(Structured figure records)
↓

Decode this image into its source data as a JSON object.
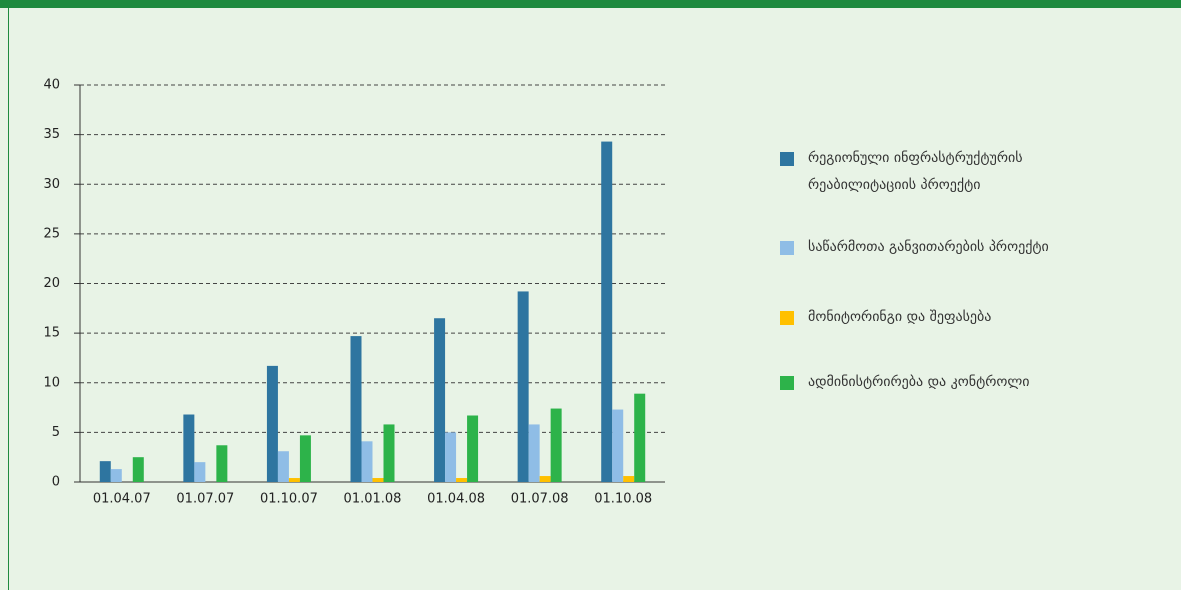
{
  "chart_data": {
    "type": "bar",
    "categories": [
      "01.04.07",
      "01.07.07",
      "01.10.07",
      "01.01.08",
      "01.04.08",
      "01.07.08",
      "01.10.08"
    ],
    "series": [
      {
        "name": "რეგიონული ინფრასტრუქტურის რეაბილიტაციის პროექტი",
        "color": "#2e75a0",
        "values": [
          2.1,
          6.8,
          11.7,
          14.7,
          16.5,
          19.2,
          34.3
        ]
      },
      {
        "name": "საწარმოთა განვითარების პროექტი",
        "color": "#8fbde6",
        "values": [
          1.3,
          2.0,
          3.1,
          4.1,
          5.0,
          5.8,
          7.3
        ]
      },
      {
        "name": "მონიტორინგი და შეფასება",
        "color": "#ffc000",
        "values": [
          0,
          0,
          0.4,
          0.4,
          0.4,
          0.6,
          0.6
        ]
      },
      {
        "name": "ადმინისტრირება და კონტროლი",
        "color": "#2db34a",
        "values": [
          2.5,
          3.7,
          4.7,
          5.8,
          6.7,
          7.4,
          8.9
        ]
      }
    ],
    "ylim": [
      0,
      40
    ],
    "yticks": [
      0,
      5,
      10,
      15,
      20,
      25,
      30,
      35,
      40
    ],
    "grid": true,
    "legend": "right"
  }
}
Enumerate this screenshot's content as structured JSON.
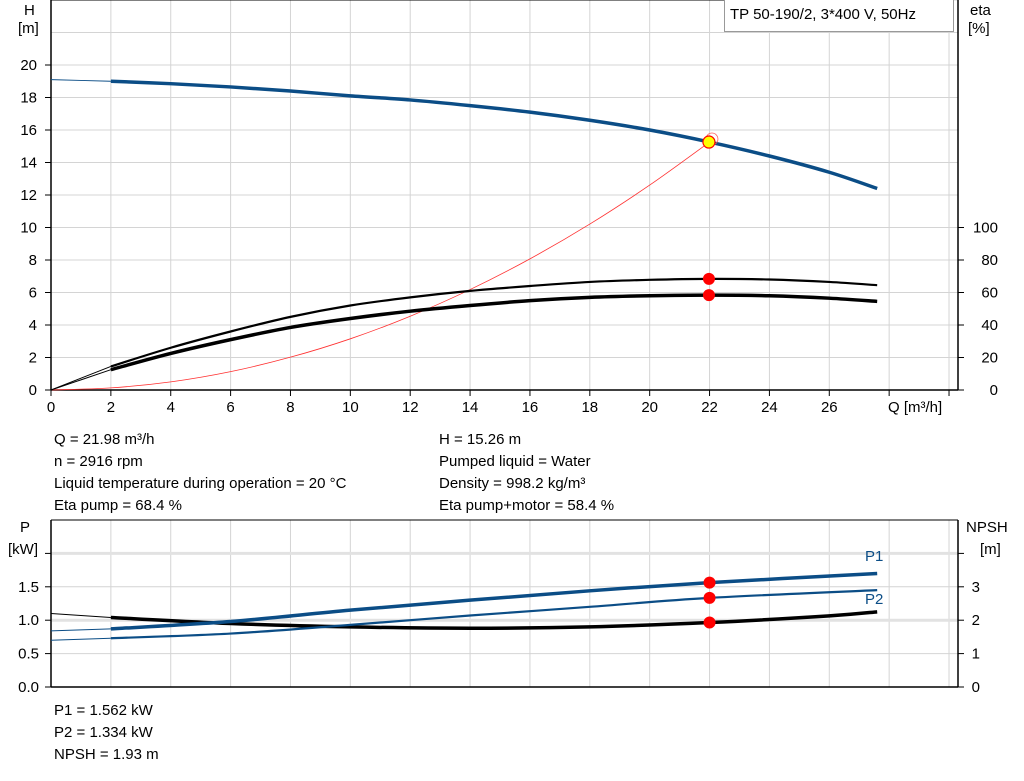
{
  "chart_data": [
    {
      "type": "line",
      "title": "TP 50-190/2, 3*400 V, 50Hz",
      "xlabel": "Q [m³/h]",
      "ylabel": "H\n[m]",
      "y2label": "eta\n[%]",
      "xlim": [
        0,
        30.3
      ],
      "ylim": [
        0,
        24
      ],
      "y2lim": [
        0,
        240
      ],
      "xticks": [
        0,
        2,
        4,
        6,
        8,
        10,
        12,
        14,
        16,
        18,
        20,
        22,
        24,
        26
      ],
      "yticks": [
        0,
        2,
        4,
        6,
        8,
        10,
        12,
        14,
        16,
        18,
        20
      ],
      "y2ticks": [
        0,
        20,
        40,
        60,
        80,
        100
      ],
      "grid": true,
      "colors": {
        "head": "#0b4d86",
        "eta": "#000000",
        "system": "#ff3030",
        "duty_point": "#ffff00",
        "marker": "#ff0000"
      },
      "series": [
        {
          "axis": "H",
          "x": [
            0,
            2,
            4,
            6,
            8,
            10,
            12,
            14,
            16,
            18,
            20,
            22,
            24,
            26,
            27.6
          ],
          "values": [
            19.1,
            19.0,
            18.85,
            18.65,
            18.4,
            18.1,
            17.85,
            17.5,
            17.1,
            16.6,
            16.0,
            15.26,
            14.4,
            13.4,
            12.4
          ]
        },
        {
          "axis": "eta",
          "x": [
            0,
            2,
            4,
            6,
            8,
            10,
            12,
            14,
            16,
            18,
            20,
            22,
            24,
            26,
            27.6
          ],
          "values": [
            0,
            14.5,
            26,
            36,
            45,
            52,
            57,
            61,
            64,
            66.5,
            67.8,
            68.4,
            68,
            66.5,
            64.5
          ]
        },
        {
          "axis": "eta",
          "x": [
            0,
            2,
            4,
            6,
            8,
            10,
            12,
            14,
            16,
            18,
            20,
            22,
            24,
            26,
            27.6
          ],
          "values": [
            0,
            12.5,
            22.5,
            31,
            38.5,
            44,
            48.5,
            52,
            55,
            57,
            58,
            58.4,
            58,
            56.5,
            54.5
          ]
        },
        {
          "axis": "H",
          "x": [
            0,
            2,
            4,
            6,
            8,
            10,
            12,
            14,
            16,
            18,
            20,
            22
          ],
          "values": [
            0,
            0.13,
            0.5,
            1.13,
            2.02,
            3.15,
            4.54,
            6.18,
            8.07,
            10.21,
            12.61,
            15.26
          ]
        }
      ],
      "duty_point": {
        "Q": 21.98,
        "H": 15.26,
        "eta_pump": 68.4,
        "eta_total": 58.4
      }
    },
    {
      "type": "line",
      "ylabel": "P\n[kW]",
      "y2label": "NPSH\n[m]",
      "xlim": [
        0,
        30.3
      ],
      "ylim": [
        0,
        2.5
      ],
      "y2lim": [
        0,
        5
      ],
      "yticks": [
        "0.0",
        "0.5",
        "1.0",
        "1.5"
      ],
      "y2ticks": [
        "0",
        "1",
        "2",
        "3"
      ],
      "grid": true,
      "series": [
        {
          "name": "P1",
          "axis": "P",
          "x": [
            0,
            2,
            6,
            10,
            14,
            18,
            22,
            27.6
          ],
          "values": [
            0.84,
            0.87,
            0.98,
            1.15,
            1.3,
            1.44,
            1.562,
            1.7
          ]
        },
        {
          "name": "P2",
          "axis": "P",
          "x": [
            0,
            2,
            6,
            10,
            14,
            18,
            22,
            27.6
          ],
          "values": [
            0.7,
            0.73,
            0.8,
            0.93,
            1.07,
            1.2,
            1.334,
            1.45
          ]
        },
        {
          "axis": "NPSH",
          "x": [
            0,
            2,
            6,
            10,
            14,
            18,
            22,
            26,
            27.6
          ],
          "values": [
            2.2,
            2.08,
            1.9,
            1.8,
            1.76,
            1.8,
            1.93,
            2.13,
            2.25
          ]
        }
      ]
    }
  ],
  "info": {
    "left": [
      "Q = 21.98 m³/h",
      "n = 2916 rpm",
      "Liquid temperature during operation = 20 °C",
      "Eta pump = 68.4 %"
    ],
    "right": [
      "H = 15.26 m",
      "Pumped liquid = Water",
      "Density = 998.2 kg/m³",
      "Eta pump+motor = 58.4 %"
    ],
    "bottom": [
      "P1 = 1.562 kW",
      "P2 = 1.334 kW",
      "NPSH = 1.93 m"
    ]
  },
  "labels": {
    "H": "H",
    "Hunit": "[m]",
    "eta": "eta",
    "etaunit": "[%]",
    "P": "P",
    "Punit": "[kW]",
    "NPSH": "NPSH",
    "NPSHunit": "[m]",
    "Q": "Q [m³/h]",
    "P1": "P1",
    "P2": "P2"
  }
}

↑

CHALLENGE: Without the pictures, return the entries exactly as they appear.

TASK SOLUTION:
Decode this image into its source data as a JSON object.
{
  "chart_data": {
    "type": "bar",
    "categories": [
      "01.04.07",
      "01.07.07",
      "01.10.07",
      "01.01.08",
      "01.04.08",
      "01.07.08",
      "01.10.08"
    ],
    "series": [
      {
        "name": "რეგიონული ინფრასტრუქტურის რეაბილიტაციის პროექტი",
        "color": "#2e75a0",
        "values": [
          2.1,
          6.8,
          11.7,
          14.7,
          16.5,
          19.2,
          34.3
        ]
      },
      {
        "name": "საწარმოთა განვითარების პროექტი",
        "color": "#8fbde6",
        "values": [
          1.3,
          2.0,
          3.1,
          4.1,
          5.0,
          5.8,
          7.3
        ]
      },
      {
        "name": "მონიტორინგი და შეფასება",
        "color": "#ffc000",
        "values": [
          0,
          0,
          0.4,
          0.4,
          0.4,
          0.6,
          0.6
        ]
      },
      {
        "name": "ადმინისტრირება და კონტროლი",
        "color": "#2db34a",
        "values": [
          2.5,
          3.7,
          4.7,
          5.8,
          6.7,
          7.4,
          8.9
        ]
      }
    ],
    "ylim": [
      0,
      40
    ],
    "yticks": [
      0,
      5,
      10,
      15,
      20,
      25,
      30,
      35,
      40
    ],
    "grid": true,
    "legend": "right"
  }
}
Enumerate this screenshot's content as structured JSON.
{
  "chart_data": [
    {
      "type": "line",
      "title": "TP 50-190/2, 3*400 V, 50Hz",
      "xlabel": "Q [m³/h]",
      "ylabel": "H\n[m]",
      "y2label": "eta\n[%]",
      "xlim": [
        0,
        30.3
      ],
      "ylim": [
        0,
        24
      ],
      "y2lim": [
        0,
        240
      ],
      "xticks": [
        0,
        2,
        4,
        6,
        8,
        10,
        12,
        14,
        16,
        18,
        20,
        22,
        24,
        26
      ],
      "yticks": [
        0,
        2,
        4,
        6,
        8,
        10,
        12,
        14,
        16,
        18,
        20
      ],
      "y2ticks": [
        0,
        20,
        40,
        60,
        80,
        100
      ],
      "grid": true,
      "colors": {
        "head": "#0b4d86",
        "eta": "#000000",
        "system": "#ff3030",
        "duty_point": "#ffff00",
        "marker": "#ff0000"
      },
      "series": [
        {
          "axis": "H",
          "x": [
            0,
            2,
            4,
            6,
            8,
            10,
            12,
            14,
            16,
            18,
            20,
            22,
            24,
            26,
            27.6
          ],
          "values": [
            19.1,
            19.0,
            18.85,
            18.65,
            18.4,
            18.1,
            17.85,
            17.5,
            17.1,
            16.6,
            16.0,
            15.26,
            14.4,
            13.4,
            12.4
          ]
        },
        {
          "axis": "eta",
          "x": [
            0,
            2,
            4,
            6,
            8,
            10,
            12,
            14,
            16,
            18,
            20,
            22,
            24,
            26,
            27.6
          ],
          "values": [
            0,
            14.5,
            26,
            36,
            45,
            52,
            57,
            61,
            64,
            66.5,
            67.8,
            68.4,
            68,
            66.5,
            64.5
          ]
        },
        {
          "axis": "eta",
          "x": [
            0,
            2,
            4,
            6,
            8,
            10,
            12,
            14,
            16,
            18,
            20,
            22,
            24,
            26,
            27.6
          ],
          "values": [
            0,
            12.5,
            22.5,
            31,
            38.5,
            44,
            48.5,
            52,
            55,
            57,
            58,
            58.4,
            58,
            56.5,
            54.5
          ]
        },
        {
          "axis": "H",
          "x": [
            0,
            2,
            4,
            6,
            8,
            10,
            12,
            14,
            16,
            18,
            20,
            22
          ],
          "values": [
            0,
            0.13,
            0.5,
            1.13,
            2.02,
            3.15,
            4.54,
            6.18,
            8.07,
            10.21,
            12.61,
            15.26
          ]
        }
      ],
      "duty_point": {
        "Q": 21.98,
        "H": 15.26,
        "eta_pump": 68.4,
        "eta_total": 58.4
      }
    },
    {
      "type": "line",
      "ylabel": "P\n[kW]",
      "y2label": "NPSH\n[m]",
      "xlim": [
        0,
        30.3
      ],
      "ylim": [
        0,
        2.5
      ],
      "y2lim": [
        0,
        5
      ],
      "yticks": [
        "0.0",
        "0.5",
        "1.0",
        "1.5"
      ],
      "y2ticks": [
        "0",
        "1",
        "2",
        "3"
      ],
      "grid": true,
      "series": [
        {
          "name": "P1",
          "axis": "P",
          "x": [
            0,
            2,
            6,
            10,
            14,
            18,
            22,
            27.6
          ],
          "values": [
            0.84,
            0.87,
            0.98,
            1.15,
            1.3,
            1.44,
            1.562,
            1.7
          ]
        },
        {
          "name": "P2",
          "axis": "P",
          "x": [
            0,
            2,
            6,
            10,
            14,
            18,
            22,
            27.6
          ],
          "values": [
            0.7,
            0.73,
            0.8,
            0.93,
            1.07,
            1.2,
            1.334,
            1.45
          ]
        },
        {
          "axis": "NPSH",
          "x": [
            0,
            2,
            6,
            10,
            14,
            18,
            22,
            26,
            27.6
          ],
          "values": [
            2.2,
            2.08,
            1.9,
            1.8,
            1.76,
            1.8,
            1.93,
            2.13,
            2.25
          ]
        }
      ]
    }
  ],
  "info": {
    "left": [
      "Q = 21.98 m³/h",
      "n = 2916 rpm",
      "Liquid temperature during operation = 20 °C",
      "Eta pump = 68.4 %"
    ],
    "right": [
      "H = 15.26 m",
      "Pumped liquid = Water",
      "Density = 998.2 kg/m³",
      "Eta pump+motor = 58.4 %"
    ],
    "bottom": [
      "P1 = 1.562 kW",
      "P2 = 1.334 kW",
      "NPSH = 1.93 m"
    ]
  },
  "labels": {
    "H": "H",
    "Hunit": "[m]",
    "eta": "eta",
    "etaunit": "[%]",
    "P": "P",
    "Punit": "[kW]",
    "NPSH": "NPSH",
    "NPSHunit": "[m]",
    "Q": "Q [m³/h]",
    "P1": "P1",
    "P2": "P2"
  }
}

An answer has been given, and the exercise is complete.